WHAT YOU HAVE TO DO -
Pick out each line containing the string "this".

THE RECORDS -
★ ★ ★ ★
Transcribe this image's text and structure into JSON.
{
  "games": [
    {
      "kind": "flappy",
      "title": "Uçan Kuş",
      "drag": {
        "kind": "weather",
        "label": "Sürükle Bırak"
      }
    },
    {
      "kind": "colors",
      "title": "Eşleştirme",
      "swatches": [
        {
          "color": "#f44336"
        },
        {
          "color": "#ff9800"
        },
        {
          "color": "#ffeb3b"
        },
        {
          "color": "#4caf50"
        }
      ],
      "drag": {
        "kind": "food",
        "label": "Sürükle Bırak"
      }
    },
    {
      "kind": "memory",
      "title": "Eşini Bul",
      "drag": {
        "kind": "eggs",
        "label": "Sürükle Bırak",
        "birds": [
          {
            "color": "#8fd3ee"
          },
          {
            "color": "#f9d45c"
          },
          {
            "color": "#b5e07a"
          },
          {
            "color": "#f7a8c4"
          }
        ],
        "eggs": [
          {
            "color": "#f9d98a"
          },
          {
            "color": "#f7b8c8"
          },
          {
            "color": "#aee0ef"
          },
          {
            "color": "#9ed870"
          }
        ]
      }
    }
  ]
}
★ ★ ★ ★
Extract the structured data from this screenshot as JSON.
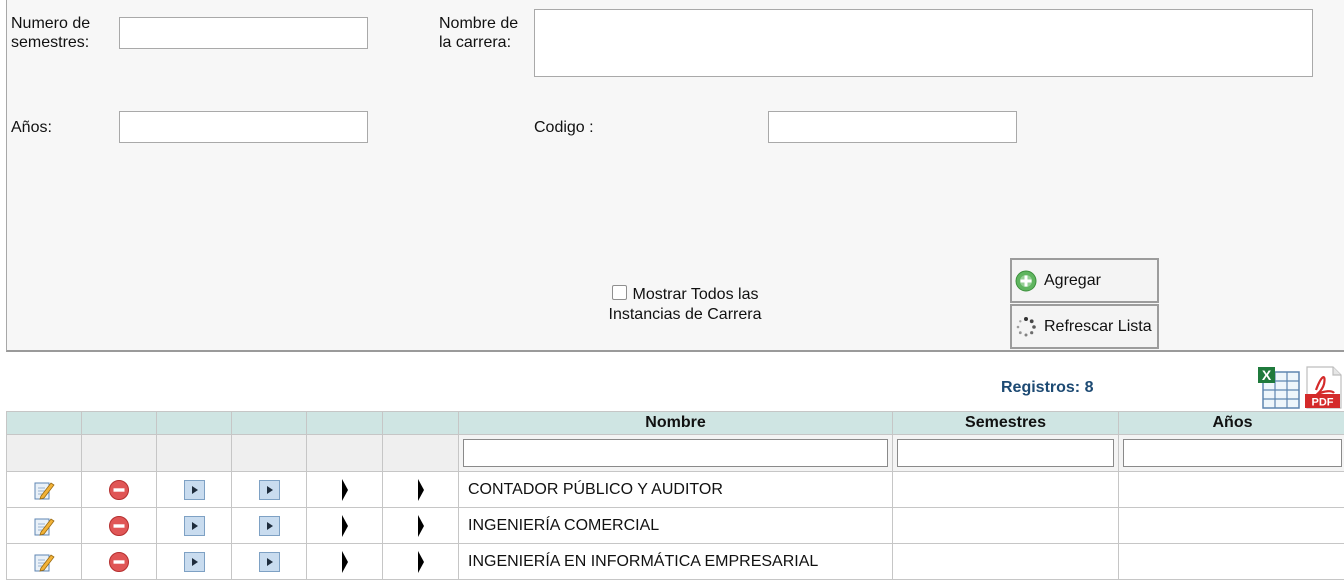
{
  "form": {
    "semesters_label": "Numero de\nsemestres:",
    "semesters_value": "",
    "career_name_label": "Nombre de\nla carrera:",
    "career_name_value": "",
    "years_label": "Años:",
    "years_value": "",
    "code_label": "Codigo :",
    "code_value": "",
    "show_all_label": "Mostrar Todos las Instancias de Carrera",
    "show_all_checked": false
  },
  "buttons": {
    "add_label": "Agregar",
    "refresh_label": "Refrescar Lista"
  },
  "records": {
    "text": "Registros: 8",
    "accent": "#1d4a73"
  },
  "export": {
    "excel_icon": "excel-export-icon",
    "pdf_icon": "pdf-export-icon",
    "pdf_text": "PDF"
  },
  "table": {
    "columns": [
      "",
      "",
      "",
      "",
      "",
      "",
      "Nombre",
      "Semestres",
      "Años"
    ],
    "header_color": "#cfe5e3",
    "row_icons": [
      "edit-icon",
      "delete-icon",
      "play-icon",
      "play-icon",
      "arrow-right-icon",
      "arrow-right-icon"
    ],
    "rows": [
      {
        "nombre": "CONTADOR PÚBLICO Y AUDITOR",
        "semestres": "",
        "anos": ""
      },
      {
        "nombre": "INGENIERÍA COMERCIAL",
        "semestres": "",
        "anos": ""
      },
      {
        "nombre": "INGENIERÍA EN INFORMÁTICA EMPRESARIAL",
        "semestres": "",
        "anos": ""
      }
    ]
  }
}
★ ★ ★ ★
SOLUTION TO THE EXERCISE -
Transcribe this image's text and structure into JSON.
Extract the structured data from this screenshot as JSON.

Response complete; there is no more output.